Lauri Olavi Honko (born in Hanko, 6 March 1932, died in Turku, 15 July 2002) was a Finnish professor of folklore studies and comparative religion.

== Life and work ==
Honko was a disciple of Martti Haavio. His 1959 doctoral dissertation at the University of Helsinki was titled Krankheitsprojektile. Untersuchung über eine urtümliche Krankheitserklärung (Disease Projectiles: A Study of the Primitive Explanation of Disease) and developed a special typology for the analysis of ethnographic data in folk medicine. Here, he put the Finnish folk tradition explanation of illness and healing into a global perspective and found distinct features and differences in geographical regions.

Honko's seminal work, Geisterglaube in Ingermanland (Belief in Spirits in Ingria) was very influential for Finnish folklorists because it set apart the old and new science of religion. In this work, he used new insights from social anthropology, phenomenology of religion, social psychology and sociology. Honko also interpreted the experience of guardian spirits in Ingrian peasant society by developing a genre-analytic and role-model theory.

In Geisterglaube in Ingermanland, he classified rituals into three main categories: rites of passage, calendrical rites, and crisis rites. Honko even stresses the importance of analyzing rituals within a cultural context and the need to differentiate between small-scale and complex systems of belief.

• _Entries supplied_:
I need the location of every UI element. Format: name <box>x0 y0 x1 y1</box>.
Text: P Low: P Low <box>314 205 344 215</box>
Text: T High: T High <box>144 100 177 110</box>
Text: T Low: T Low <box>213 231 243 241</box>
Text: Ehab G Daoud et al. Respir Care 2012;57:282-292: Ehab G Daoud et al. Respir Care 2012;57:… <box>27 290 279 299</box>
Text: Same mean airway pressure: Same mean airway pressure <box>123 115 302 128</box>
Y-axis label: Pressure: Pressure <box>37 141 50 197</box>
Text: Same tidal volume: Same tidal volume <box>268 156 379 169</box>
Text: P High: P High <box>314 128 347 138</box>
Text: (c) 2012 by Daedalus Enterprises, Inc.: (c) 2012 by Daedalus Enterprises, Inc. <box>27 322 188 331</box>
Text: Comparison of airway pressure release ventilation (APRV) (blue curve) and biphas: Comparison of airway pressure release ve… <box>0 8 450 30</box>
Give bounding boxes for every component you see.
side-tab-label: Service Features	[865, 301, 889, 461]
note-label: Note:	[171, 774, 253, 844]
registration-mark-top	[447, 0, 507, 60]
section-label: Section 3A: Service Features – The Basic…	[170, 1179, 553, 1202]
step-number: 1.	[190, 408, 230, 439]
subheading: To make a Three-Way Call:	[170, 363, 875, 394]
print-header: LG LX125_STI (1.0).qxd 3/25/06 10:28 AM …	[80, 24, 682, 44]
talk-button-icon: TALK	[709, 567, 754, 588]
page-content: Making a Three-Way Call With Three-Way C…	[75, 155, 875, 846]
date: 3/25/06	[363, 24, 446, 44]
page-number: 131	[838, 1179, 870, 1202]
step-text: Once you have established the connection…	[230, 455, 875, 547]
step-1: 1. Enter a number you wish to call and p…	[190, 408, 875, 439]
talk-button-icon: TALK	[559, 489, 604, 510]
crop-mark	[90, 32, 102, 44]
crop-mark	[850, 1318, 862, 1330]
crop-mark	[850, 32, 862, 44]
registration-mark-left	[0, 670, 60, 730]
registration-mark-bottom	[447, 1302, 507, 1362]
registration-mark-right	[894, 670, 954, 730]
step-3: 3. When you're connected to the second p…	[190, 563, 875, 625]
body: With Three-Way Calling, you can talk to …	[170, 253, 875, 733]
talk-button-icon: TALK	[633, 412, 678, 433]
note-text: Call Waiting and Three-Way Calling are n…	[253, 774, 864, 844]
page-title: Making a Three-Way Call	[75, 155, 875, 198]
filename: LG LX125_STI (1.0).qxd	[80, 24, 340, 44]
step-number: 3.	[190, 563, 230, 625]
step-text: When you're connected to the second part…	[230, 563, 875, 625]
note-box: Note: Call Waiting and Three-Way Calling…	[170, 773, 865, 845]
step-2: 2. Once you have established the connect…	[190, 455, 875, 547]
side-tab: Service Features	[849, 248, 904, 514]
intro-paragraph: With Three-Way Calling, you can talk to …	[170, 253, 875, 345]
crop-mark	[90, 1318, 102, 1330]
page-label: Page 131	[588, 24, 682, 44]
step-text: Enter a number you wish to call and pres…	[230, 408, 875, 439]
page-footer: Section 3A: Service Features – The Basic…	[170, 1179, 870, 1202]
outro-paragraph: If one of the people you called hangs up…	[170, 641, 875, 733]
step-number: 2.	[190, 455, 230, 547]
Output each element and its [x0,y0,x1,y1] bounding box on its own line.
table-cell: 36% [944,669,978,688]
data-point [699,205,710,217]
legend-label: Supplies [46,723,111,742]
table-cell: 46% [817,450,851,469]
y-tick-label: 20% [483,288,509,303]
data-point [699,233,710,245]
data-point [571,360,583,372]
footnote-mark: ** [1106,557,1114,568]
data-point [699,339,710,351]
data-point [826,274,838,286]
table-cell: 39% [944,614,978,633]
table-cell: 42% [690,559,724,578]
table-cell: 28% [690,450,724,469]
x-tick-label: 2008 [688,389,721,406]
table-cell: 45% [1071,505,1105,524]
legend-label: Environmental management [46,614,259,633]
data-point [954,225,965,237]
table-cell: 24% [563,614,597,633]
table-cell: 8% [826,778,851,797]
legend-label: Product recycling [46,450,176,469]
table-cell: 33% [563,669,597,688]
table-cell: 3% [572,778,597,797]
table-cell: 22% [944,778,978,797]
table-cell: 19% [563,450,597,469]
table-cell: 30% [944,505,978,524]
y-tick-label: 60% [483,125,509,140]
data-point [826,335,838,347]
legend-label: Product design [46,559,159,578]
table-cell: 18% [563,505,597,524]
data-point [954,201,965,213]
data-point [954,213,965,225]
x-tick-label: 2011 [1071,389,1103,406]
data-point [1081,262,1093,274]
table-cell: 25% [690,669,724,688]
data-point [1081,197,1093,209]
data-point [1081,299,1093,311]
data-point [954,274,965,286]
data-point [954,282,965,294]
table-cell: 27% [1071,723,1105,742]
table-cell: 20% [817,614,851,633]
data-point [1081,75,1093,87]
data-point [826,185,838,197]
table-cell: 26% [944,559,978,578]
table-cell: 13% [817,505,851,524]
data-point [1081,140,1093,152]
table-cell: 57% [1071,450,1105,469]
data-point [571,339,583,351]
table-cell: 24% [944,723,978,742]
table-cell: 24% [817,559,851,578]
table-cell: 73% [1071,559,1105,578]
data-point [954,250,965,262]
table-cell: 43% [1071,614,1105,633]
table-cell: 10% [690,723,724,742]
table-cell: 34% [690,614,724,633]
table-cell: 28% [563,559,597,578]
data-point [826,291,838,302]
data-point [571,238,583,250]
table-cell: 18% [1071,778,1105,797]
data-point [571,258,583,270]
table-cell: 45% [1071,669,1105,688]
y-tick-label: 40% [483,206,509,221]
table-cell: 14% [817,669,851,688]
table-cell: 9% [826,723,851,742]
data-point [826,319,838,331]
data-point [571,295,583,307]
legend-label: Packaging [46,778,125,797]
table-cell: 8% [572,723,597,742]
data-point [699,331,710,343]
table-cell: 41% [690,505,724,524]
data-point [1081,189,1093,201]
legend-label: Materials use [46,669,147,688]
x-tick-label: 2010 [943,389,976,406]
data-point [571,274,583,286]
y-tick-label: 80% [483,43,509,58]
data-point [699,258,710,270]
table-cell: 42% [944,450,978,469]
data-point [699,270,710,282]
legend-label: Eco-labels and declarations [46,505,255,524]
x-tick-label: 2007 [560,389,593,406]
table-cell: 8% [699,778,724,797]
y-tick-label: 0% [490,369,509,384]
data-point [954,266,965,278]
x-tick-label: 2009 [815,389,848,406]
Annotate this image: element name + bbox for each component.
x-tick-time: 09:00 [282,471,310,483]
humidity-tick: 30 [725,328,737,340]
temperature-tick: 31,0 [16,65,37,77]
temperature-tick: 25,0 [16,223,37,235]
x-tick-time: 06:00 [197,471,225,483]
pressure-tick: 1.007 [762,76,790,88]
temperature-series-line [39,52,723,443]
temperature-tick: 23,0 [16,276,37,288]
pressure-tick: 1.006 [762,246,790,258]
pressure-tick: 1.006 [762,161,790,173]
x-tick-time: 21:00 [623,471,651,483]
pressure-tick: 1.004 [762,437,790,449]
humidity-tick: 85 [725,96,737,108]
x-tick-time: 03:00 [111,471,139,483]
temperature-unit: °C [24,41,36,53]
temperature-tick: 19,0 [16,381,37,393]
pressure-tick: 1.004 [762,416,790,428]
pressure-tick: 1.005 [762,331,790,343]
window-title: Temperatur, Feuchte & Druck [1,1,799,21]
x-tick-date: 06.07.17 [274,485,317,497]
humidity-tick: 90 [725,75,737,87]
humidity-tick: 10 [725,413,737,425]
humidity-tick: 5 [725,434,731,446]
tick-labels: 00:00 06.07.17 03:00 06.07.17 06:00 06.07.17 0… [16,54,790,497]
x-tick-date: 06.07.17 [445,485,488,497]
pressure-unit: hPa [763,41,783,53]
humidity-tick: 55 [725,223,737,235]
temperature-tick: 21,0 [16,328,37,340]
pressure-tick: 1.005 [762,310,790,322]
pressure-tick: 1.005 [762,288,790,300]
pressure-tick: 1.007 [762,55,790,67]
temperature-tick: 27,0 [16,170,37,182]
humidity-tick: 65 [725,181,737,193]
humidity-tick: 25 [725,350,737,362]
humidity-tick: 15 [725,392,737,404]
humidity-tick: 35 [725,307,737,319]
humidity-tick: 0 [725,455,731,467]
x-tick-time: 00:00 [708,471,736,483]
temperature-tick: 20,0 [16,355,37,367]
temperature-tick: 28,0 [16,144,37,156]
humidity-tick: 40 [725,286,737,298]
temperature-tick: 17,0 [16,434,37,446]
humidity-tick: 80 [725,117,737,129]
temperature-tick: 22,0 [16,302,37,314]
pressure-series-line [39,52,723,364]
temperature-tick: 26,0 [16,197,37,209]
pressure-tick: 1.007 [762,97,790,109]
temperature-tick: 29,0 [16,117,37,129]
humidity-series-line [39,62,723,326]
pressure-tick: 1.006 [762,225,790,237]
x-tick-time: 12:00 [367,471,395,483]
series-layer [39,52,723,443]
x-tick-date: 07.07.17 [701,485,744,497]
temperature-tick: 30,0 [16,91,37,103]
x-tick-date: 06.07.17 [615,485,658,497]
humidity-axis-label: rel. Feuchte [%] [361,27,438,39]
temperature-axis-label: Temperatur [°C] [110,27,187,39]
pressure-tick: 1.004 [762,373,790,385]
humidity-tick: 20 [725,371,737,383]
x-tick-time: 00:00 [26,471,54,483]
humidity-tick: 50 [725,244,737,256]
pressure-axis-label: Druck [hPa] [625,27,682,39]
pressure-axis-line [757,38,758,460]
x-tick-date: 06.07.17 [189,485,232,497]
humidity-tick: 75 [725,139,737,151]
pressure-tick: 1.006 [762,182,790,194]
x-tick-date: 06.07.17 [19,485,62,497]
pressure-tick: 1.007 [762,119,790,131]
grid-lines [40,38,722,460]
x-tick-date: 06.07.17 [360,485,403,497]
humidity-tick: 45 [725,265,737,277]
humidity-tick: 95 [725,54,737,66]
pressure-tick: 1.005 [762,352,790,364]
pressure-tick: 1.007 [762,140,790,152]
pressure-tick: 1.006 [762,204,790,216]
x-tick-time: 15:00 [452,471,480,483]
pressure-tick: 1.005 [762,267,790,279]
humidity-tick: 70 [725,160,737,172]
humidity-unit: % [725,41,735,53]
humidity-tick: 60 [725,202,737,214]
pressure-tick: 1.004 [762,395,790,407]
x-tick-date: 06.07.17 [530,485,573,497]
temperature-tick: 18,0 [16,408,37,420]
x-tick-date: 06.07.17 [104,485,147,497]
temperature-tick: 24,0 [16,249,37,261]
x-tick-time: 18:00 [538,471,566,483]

• _Task 1_: In the text about Lauri Honko, what three main categories did he sort rituals into?
• _Task 2_: Transcribe the text about Lauri Honko from "In Geisterglaube in" up to and including "systems of belief.".
• _Task 3_: Go on with the text about Lauri Honko from its last sentence.
The rows are separate material, unrelated to the text about Lauri Honko.

• _Exercise result 1_: Rites of passage, calendrical rites, and crisis rites.

• _Exercise result 2_:
In Geisterglaube in Ingermanland, he classified rituals into three main categories: rites of passage, calendrical rites, and crisis rites. Honko even stresses the importance of analyzing rituals within a cultural context and the need to differentiate between small-scale and complex systems of belief.

• _Exercise result 3_:
In 1961, Honko became an assistant professor in folklore studies and comparative religion. In 1963, he was an associate professor in both subjects at the University of Turku. In 1971, he received a special seat. In 1996, he was named professor emeritus.

Lauri Honko also became the head of the Nordic Institute of Folklore (NIF) in Turku in 1972. From 1974 to 1989, he was president of the International Society for Folk Narrative Research and then also the editor of Folklore Fellows' Communications. He was the editor of Temenos from 1965 to 1969 and from 1975 to 1990, of NIF Newsletters from 1972 onwards, and of Studia Fennica from 1981 to 1989.

During the 1980s and 1970s, Honko compared popular traditions and developed a research methodology.

== Bibliography ==
- Krankheitsprojektile: Untersuchung über eine urtümliche Krankheitserklärung. Helsinki 1959. (Folklore Fellows' communications. 178.)
- Geisterglaube in Ingermanland. Helsinki 1962. (Folklore Fellows' communications, 185.)
- Textualising the Siri epic. Helsinki 1998. (Folklore Fellows' communications, 264. Vol. 118.)

== Contributions ==
- Siikala, Anna-Leena: Honko, Lauri. In: Enzyklopädie des Märchens Vol. 6 (1990), Sp. 1236-1239.

==Relevant literature==
- Honko, Lauri. 2013. Theoretical Milestones: Selected Writings of Lauri Honko. Suomalainen Tiedeakatemia, Academia Scientiarum Fennica.